* _THE REQUEST_
Retype the part of the queer characters list between "5. November – Palimpsest, Catherynne" and "by their hopes.", inclusive.

* _TEXT EXTRACT_
Top Ten Queer Characters

  1. Innon – The Fifth Season, N.K. Jemisin. A bi, poly pirate who’s also really hot. *mic drop*
  2. Sissix – The Long Way to a Small Angry Planet, Becky Chambers. Sissix and Rosemary’s relationship is one of my favourite things about this book. They actually TALK about things instead of trying to guess at what the other person’s feeling. And visibly support each other. Also! I think this was the first queer SF book I read, and I read it when I was just starting to come out (to myself as much as anyone), and I was so grateful that Sissix/Rosemary could exist.
  3. Nyx – God’s War, Kameron Hurley. “Nyx sold her womb somewhere between Punjai and Faleen, on the edge of the desert.” Boom! Nyx is bi – as are most of the characters in the novel, actually – and defiantly, violently female, and lord knows she’d be a terrible person to have dinner with but she’s a great character to read about.
  4. Lila – A Darker Shade of Magic, V.E. Schwab. Lila is a cross-dressing, genderfluid steampunk pirate who (at least in the first book) shows no interest in romance, and it’s great.
  5. November – Palimpsest, Catherynne M. Valente. I mean. Everyone in Palimpsest is queer. I like November most, though: I’m drawn to lonely, unassuming characters trying to fill the spaces left by their hopes.
  6. Alma – The Real-Town Murders, Adam Roberts. So Alma is here because she’s incredibly unusual in fiction: she’s in a long-term relationship with another woman, who she cares for 24/7. And they’ve been together so long (and Marguerite is so ill) that it’s not even particularly romantic any more. It’s a couple dynamic we see very rarely in fiction – although Roberts presents it so matter-of-factly it’s easy to miss how radical it is.

* _ROWS_
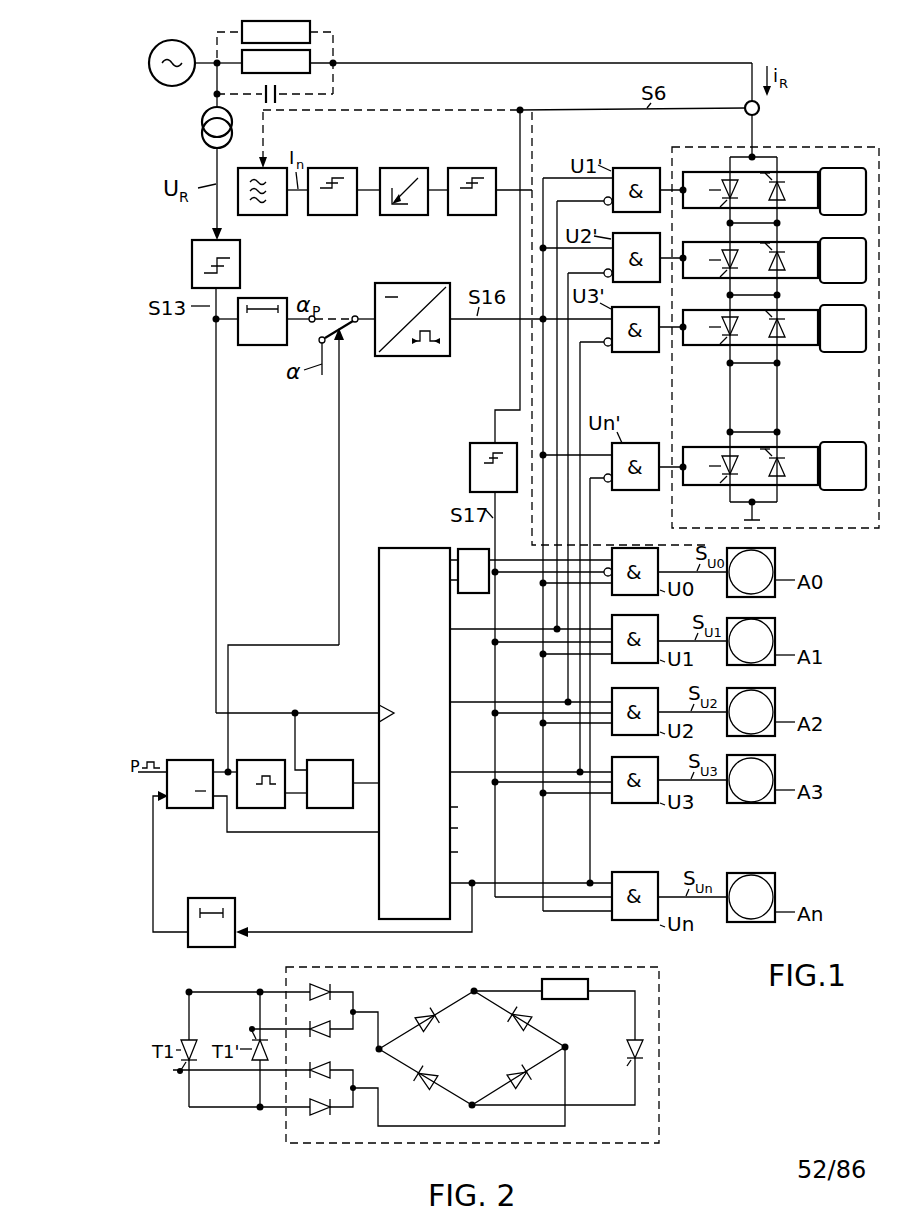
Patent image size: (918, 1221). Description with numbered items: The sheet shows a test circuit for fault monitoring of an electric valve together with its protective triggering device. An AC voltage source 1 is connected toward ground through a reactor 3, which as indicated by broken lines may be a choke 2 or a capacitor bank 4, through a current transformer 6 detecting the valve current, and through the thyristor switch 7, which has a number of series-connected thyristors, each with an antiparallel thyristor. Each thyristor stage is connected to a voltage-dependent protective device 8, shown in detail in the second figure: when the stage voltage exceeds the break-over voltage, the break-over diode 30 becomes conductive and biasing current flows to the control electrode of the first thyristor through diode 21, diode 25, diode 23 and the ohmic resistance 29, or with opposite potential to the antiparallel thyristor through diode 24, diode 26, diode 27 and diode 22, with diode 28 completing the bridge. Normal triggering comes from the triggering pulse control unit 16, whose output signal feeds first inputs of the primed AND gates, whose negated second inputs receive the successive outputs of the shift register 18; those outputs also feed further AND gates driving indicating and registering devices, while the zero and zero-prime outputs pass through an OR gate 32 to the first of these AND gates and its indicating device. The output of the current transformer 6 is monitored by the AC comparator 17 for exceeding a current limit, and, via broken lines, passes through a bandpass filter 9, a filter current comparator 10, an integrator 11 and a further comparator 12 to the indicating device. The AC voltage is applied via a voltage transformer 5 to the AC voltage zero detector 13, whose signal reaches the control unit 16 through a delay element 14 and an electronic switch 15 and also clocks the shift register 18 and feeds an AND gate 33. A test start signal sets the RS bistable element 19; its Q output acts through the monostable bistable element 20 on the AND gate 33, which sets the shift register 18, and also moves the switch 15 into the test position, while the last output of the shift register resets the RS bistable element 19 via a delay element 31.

In FIG. 1, the AC voltage source 1 is at (163, 85).
In FIG. 1, the choke 2 is at (310, 27).
In FIG. 1, the reactor 3 is at (310, 56).
In FIG. 1, the capacitor bank 4 is at (279, 97).
In FIG. 1, the voltage transformer 5 is at (200, 143).
In FIG. 1, the current transformer 6 is at (760, 108).
In FIG. 1, the thyristor switch 7 is at (822, 145).
In FIG. 1, the protective device 8 is at (822, 170).
In FIG. 2, the protective device 8 is at (660, 991).
In FIG. 1, the bandpass filter 9 is at (274, 168).
In FIG. 1, the filter current comparator 10 is at (332, 168).
In FIG. 1, the integrator 11 is at (402, 168).
In FIG. 1, the comparator 12 is at (466, 168).
In FIG. 1, the AC voltage zero detector 13 is at (192, 263).
In FIG. 1, the delay element 14 is at (263, 298).
In FIG. 1, the electronic switch 15 is at (330, 316).
In FIG. 1, the triggering pulse control unit 16 is at (408, 283).
In FIG. 1, the AC comparator 17 is at (470, 467).
In FIG. 1, the shift register 18 is at (398, 548).
In FIG. 1, the RS bistable element 19 is at (190, 760).
In FIG. 1, the monostable non-retriggerable bistable element 20 is at (262, 760).
In FIG. 2, the diode 21 is at (331, 990).
In FIG. 2, the diode 22 is at (331, 1032).
In FIG. 2, the diode 23 is at (331, 1066).
In FIG. 2, the diode 24 is at (331, 1110).
In FIG. 2, the diode 25 is at (429, 1014).
In FIG. 2, the diode 26 is at (510, 1022).
In FIG. 2, the diode 27 is at (428, 1089).
In FIG. 2, the diode 28 is at (507, 1072).
In FIG. 2, the ohmic resistance 29 is at (566, 1002).
In FIG. 2, the break-over diode 30 is at (645, 1049).
In FIG. 1, the delay element 31 is at (209, 898).
In FIG. 1, the OR gate 32 is at (473, 594).
In FIG. 1, the AND gate 33 is at (326, 760).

* _RESPONSE FOR THIS EXERCISE_
5. November – Palimpsest, Catherynne M. Valente. I mean. Everyone in Palimpsest is queer. I like November most, though: I’m drawn to lonely, unassuming characters trying to fill the spaces left by their hopes.